__Data in this exercise__.
=======
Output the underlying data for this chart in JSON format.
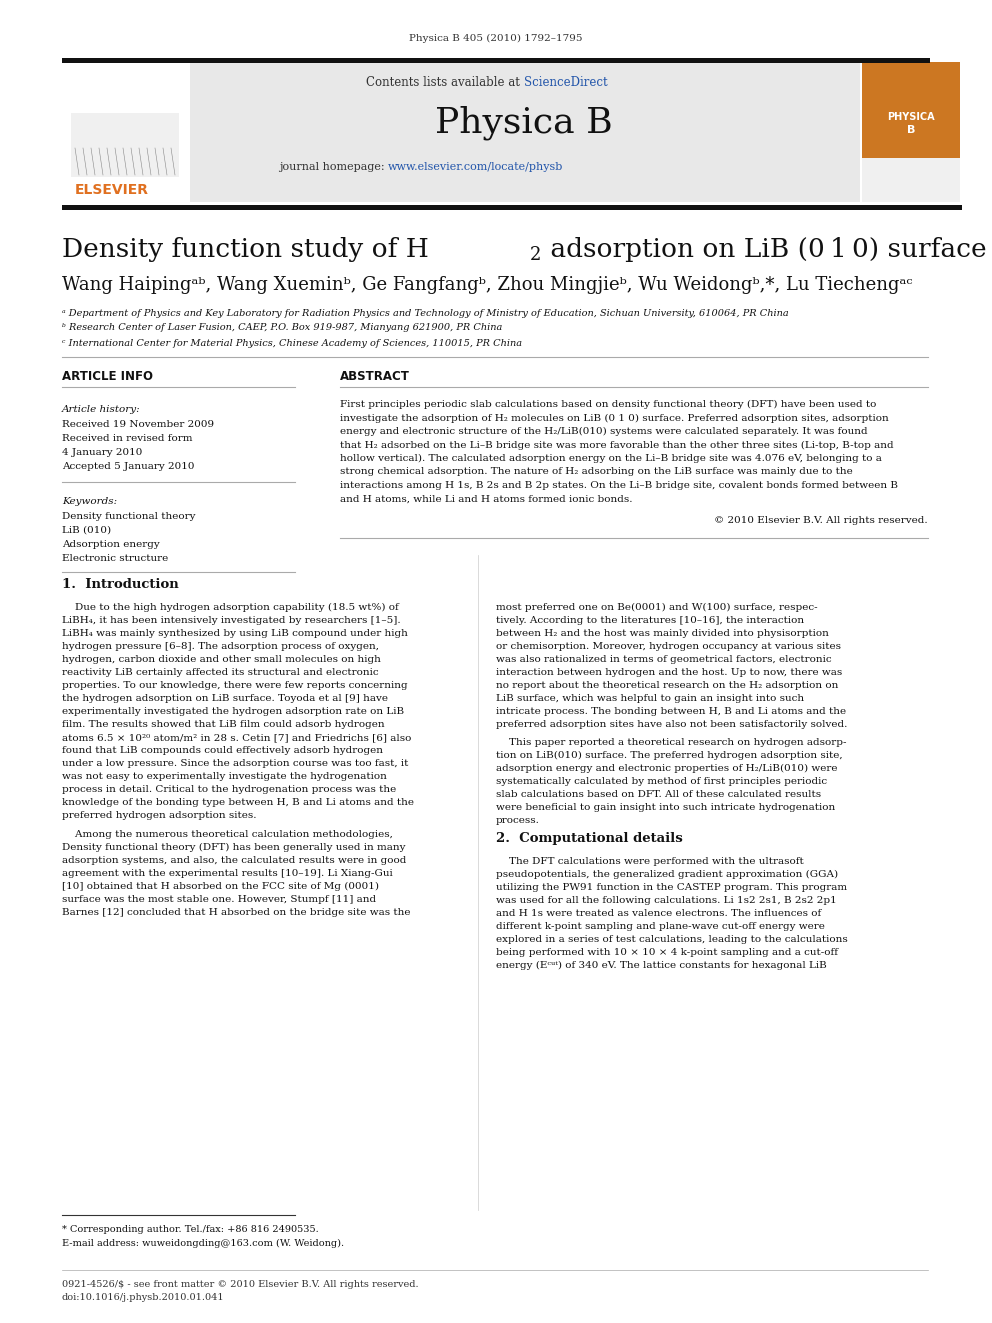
{
  "page_header": "Physica B 405 (2010) 1792–1795",
  "journal_name": "Physica B",
  "journal_url": "www.elsevier.com/locate/physb",
  "contents_text": "Contents lists available at ScienceDirect",
  "affil_a": "ᵃ Department of Physics and Key Laboratory for Radiation Physics and Technology of Ministry of Education, Sichuan University, 610064, PR China",
  "affil_b": "ᵇ Research Center of Laser Fusion, CAEP, P.O. Box 919-987, Mianyang 621900, PR China",
  "affil_c": "ᶜ International Center for Material Physics, Chinese Academy of Sciences, 110015, PR China",
  "article_history_title": "Article history:",
  "received1": "Received 19 November 2009",
  "received2": "Received in revised form",
  "received2b": "4 January 2010",
  "accepted": "Accepted 5 January 2010",
  "keywords_title": "Keywords:",
  "keyword1": "Density functional theory",
  "keyword2": "LiB (010)",
  "keyword3": "Adsorption energy",
  "keyword4": "Electronic structure",
  "copyright": "© 2010 Elsevier B.V. All rights reserved.",
  "section1_title": "1.  Introduction",
  "section2_title": "2.  Computational details",
  "footnote1": "* Corresponding author. Tel./fax: +86 816 2490535.",
  "footnote2": "E-mail address: wuweidongding@163.com (W. Weidong).",
  "footer1": "0921-4526/$ - see front matter © 2010 Elsevier B.V. All rights reserved.",
  "footer2": "doi:10.1016/j.physb.2010.01.041",
  "bg_color": "#ffffff",
  "blue": "#2255aa",
  "orange_elsevier": "#e07020",
  "abstract_lines": [
    "First principles periodic slab calculations based on density functional theory (DFT) have been used to",
    "investigate the adsorption of H₂ molecules on LiB (0 1 0) surface. Preferred adsorption sites, adsorption",
    "energy and electronic structure of the H₂/LiB(010) systems were calculated separately. It was found",
    "that H₂ adsorbed on the Li–B bridge site was more favorable than the other three sites (Li-top, B-top and",
    "hollow vertical). The calculated adsorption energy on the Li–B bridge site was 4.076 eV, belonging to a",
    "strong chemical adsorption. The nature of H₂ adsorbing on the LiB surface was mainly due to the",
    "interactions among H 1s, B 2s and B 2p states. On the Li–B bridge site, covalent bonds formed between B",
    "and H atoms, while Li and H atoms formed ionic bonds."
  ],
  "intro1_lines": [
    "    Due to the high hydrogen adsorption capability (18.5 wt%) of",
    "LiBH₄, it has been intensively investigated by researchers [1–5].",
    "LiBH₄ was mainly synthesized by using LiB compound under high",
    "hydrogen pressure [6–8]. The adsorption process of oxygen,",
    "hydrogen, carbon dioxide and other small molecules on high",
    "reactivity LiB certainly affected its structural and electronic",
    "properties. To our knowledge, there were few reports concerning",
    "the hydrogen adsorption on LiB surface. Toyoda et al [9] have",
    "experimentally investigated the hydrogen adsorption rate on LiB",
    "film. The results showed that LiB film could adsorb hydrogen",
    "atoms 6.5 × 10²⁰ atom/m² in 28 s. Cetin [7] and Friedrichs [6] also",
    "found that LiB compounds could effectively adsorb hydrogen",
    "under a low pressure. Since the adsorption course was too fast, it",
    "was not easy to experimentally investigate the hydrogenation",
    "process in detail. Critical to the hydrogenation process was the",
    "knowledge of the bonding type between H, B and Li atoms and the",
    "preferred hydrogen adsorption sites."
  ],
  "intro2_lines": [
    "    Among the numerous theoretical calculation methodologies,",
    "Density functional theory (DFT) has been generally used in many",
    "adsorption systems, and also, the calculated results were in good",
    "agreement with the experimental results [10–19]. Li Xiang-Gui",
    "[10] obtained that H absorbed on the FCC site of Mg (0001)",
    "surface was the most stable one. However, Stumpf [11] and",
    "Barnes [12] concluded that H absorbed on the bridge site was the"
  ],
  "right1_lines": [
    "most preferred one on Be(0001) and W(100) surface, respec-",
    "tively. According to the literatures [10–16], the interaction",
    "between H₂ and the host was mainly divided into physisorption",
    "or chemisorption. Moreover, hydrogen occupancy at various sites",
    "was also rationalized in terms of geometrical factors, electronic",
    "interaction between hydrogen and the host. Up to now, there was",
    "no report about the theoretical research on the H₂ adsorption on",
    "LiB surface, which was helpful to gain an insight into such",
    "intricate process. The bonding between H, B and Li atoms and the",
    "preferred adsorption sites have also not been satisfactorily solved."
  ],
  "right2_lines": [
    "    This paper reported a theoretical research on hydrogen adsorp-",
    "tion on LiB(010) surface. The preferred hydrogen adsorption site,",
    "adsorption energy and electronic properties of H₂/LiB(010) were",
    "systematically calculated by method of first principles periodic",
    "slab calculations based on DFT. All of these calculated results",
    "were beneficial to gain insight into such intricate hydrogenation",
    "process."
  ],
  "comp_lines": [
    "    The DFT calculations were performed with the ultrasoft",
    "pseudopotentials, the generalized gradient approximation (GGA)",
    "utilizing the PW91 function in the CASTEP program. This program",
    "was used for all the following calculations. Li 1s2 2s1, B 2s2 2p1",
    "and H 1s were treated as valence electrons. The influences of",
    "different k-point sampling and plane-wave cut-off energy were",
    "explored in a series of test calculations, leading to the calculations",
    "being performed with 10 × 10 × 4 k-point sampling and a cut-off",
    "energy (Eᶜᵘᵗ) of 340 eV. The lattice constants for hexagonal LiB"
  ]
}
=======
__Instruction__. All the records need to be repeated exactly, with the images dropped.

__Answer to the exercise__.
Output the underlying data for this chart in JSON format.
{
  "page_header": "Physica B 405 (2010) 1792–1795",
  "journal_name": "Physica B",
  "journal_url": "www.elsevier.com/locate/physb",
  "contents_text": "Contents lists available at ScienceDirect",
  "affil_a": "ᵃ Department of Physics and Key Laboratory for Radiation Physics and Technology of Ministry of Education, Sichuan University, 610064, PR China",
  "affil_b": "ᵇ Research Center of Laser Fusion, CAEP, P.O. Box 919-987, Mianyang 621900, PR China",
  "affil_c": "ᶜ International Center for Material Physics, Chinese Academy of Sciences, 110015, PR China",
  "article_history_title": "Article history:",
  "received1": "Received 19 November 2009",
  "received2": "Received in revised form",
  "received2b": "4 January 2010",
  "accepted": "Accepted 5 January 2010",
  "keywords_title": "Keywords:",
  "keyword1": "Density functional theory",
  "keyword2": "LiB (010)",
  "keyword3": "Adsorption energy",
  "keyword4": "Electronic structure",
  "copyright": "© 2010 Elsevier B.V. All rights reserved.",
  "section1_title": "1.  Introduction",
  "section2_title": "2.  Computational details",
  "footnote1": "* Corresponding author. Tel./fax: +86 816 2490535.",
  "footnote2": "E-mail address: wuweidongding@163.com (W. Weidong).",
  "footer1": "0921-4526/$ - see front matter © 2010 Elsevier B.V. All rights reserved.",
  "footer2": "doi:10.1016/j.physb.2010.01.041",
  "bg_color": "#ffffff",
  "blue": "#2255aa",
  "orange_elsevier": "#e07020",
  "abstract_lines": [
    "First principles periodic slab calculations based on density functional theory (DFT) have been used to",
    "investigate the adsorption of H₂ molecules on LiB (0 1 0) surface. Preferred adsorption sites, adsorption",
    "energy and electronic structure of the H₂/LiB(010) systems were calculated separately. It was found",
    "that H₂ adsorbed on the Li–B bridge site was more favorable than the other three sites (Li-top, B-top and",
    "hollow vertical). The calculated adsorption energy on the Li–B bridge site was 4.076 eV, belonging to a",
    "strong chemical adsorption. The nature of H₂ adsorbing on the LiB surface was mainly due to the",
    "interactions among H 1s, B 2s and B 2p states. On the Li–B bridge site, covalent bonds formed between B",
    "and H atoms, while Li and H atoms formed ionic bonds."
  ],
  "intro1_lines": [
    "    Due to the high hydrogen adsorption capability (18.5 wt%) of",
    "LiBH₄, it has been intensively investigated by researchers [1–5].",
    "LiBH₄ was mainly synthesized by using LiB compound under high",
    "hydrogen pressure [6–8]. The adsorption process of oxygen,",
    "hydrogen, carbon dioxide and other small molecules on high",
    "reactivity LiB certainly affected its structural and electronic",
    "properties. To our knowledge, there were few reports concerning",
    "the hydrogen adsorption on LiB surface. Toyoda et al [9] have",
    "experimentally investigated the hydrogen adsorption rate on LiB",
    "film. The results showed that LiB film could adsorb hydrogen",
    "atoms 6.5 × 10²⁰ atom/m² in 28 s. Cetin [7] and Friedrichs [6] also",
    "found that LiB compounds could effectively adsorb hydrogen",
    "under a low pressure. Since the adsorption course was too fast, it",
    "was not easy to experimentally investigate the hydrogenation",
    "process in detail. Critical to the hydrogenation process was the",
    "knowledge of the bonding type between H, B and Li atoms and the",
    "preferred hydrogen adsorption sites."
  ],
  "intro2_lines": [
    "    Among the numerous theoretical calculation methodologies,",
    "Density functional theory (DFT) has been generally used in many",
    "adsorption systems, and also, the calculated results were in good",
    "agreement with the experimental results [10–19]. Li Xiang-Gui",
    "[10] obtained that H absorbed on the FCC site of Mg (0001)",
    "surface was the most stable one. However, Stumpf [11] and",
    "Barnes [12] concluded that H absorbed on the bridge site was the"
  ],
  "right1_lines": [
    "most preferred one on Be(0001) and W(100) surface, respec-",
    "tively. According to the literatures [10–16], the interaction",
    "between H₂ and the host was mainly divided into physisorption",
    "or chemisorption. Moreover, hydrogen occupancy at various sites",
    "was also rationalized in terms of geometrical factors, electronic",
    "interaction between hydrogen and the host. Up to now, there was",
    "no report about the theoretical research on the H₂ adsorption on",
    "LiB surface, which was helpful to gain an insight into such",
    "intricate process. The bonding between H, B and Li atoms and the",
    "preferred adsorption sites have also not been satisfactorily solved."
  ],
  "right2_lines": [
    "    This paper reported a theoretical research on hydrogen adsorp-",
    "tion on LiB(010) surface. The preferred hydrogen adsorption site,",
    "adsorption energy and electronic properties of H₂/LiB(010) were",
    "systematically calculated by method of first principles periodic",
    "slab calculations based on DFT. All of these calculated results",
    "were beneficial to gain insight into such intricate hydrogenation",
    "process."
  ],
  "comp_lines": [
    "    The DFT calculations were performed with the ultrasoft",
    "pseudopotentials, the generalized gradient approximation (GGA)",
    "utilizing the PW91 function in the CASTEP program. This program",
    "was used for all the following calculations. Li 1s2 2s1, B 2s2 2p1",
    "and H 1s were treated as valence electrons. The influences of",
    "different k-point sampling and plane-wave cut-off energy were",
    "explored in a series of test calculations, leading to the calculations",
    "being performed with 10 × 10 × 4 k-point sampling and a cut-off",
    "energy (Eᶜᵘᵗ) of 340 eV. The lattice constants for hexagonal LiB"
  ]
}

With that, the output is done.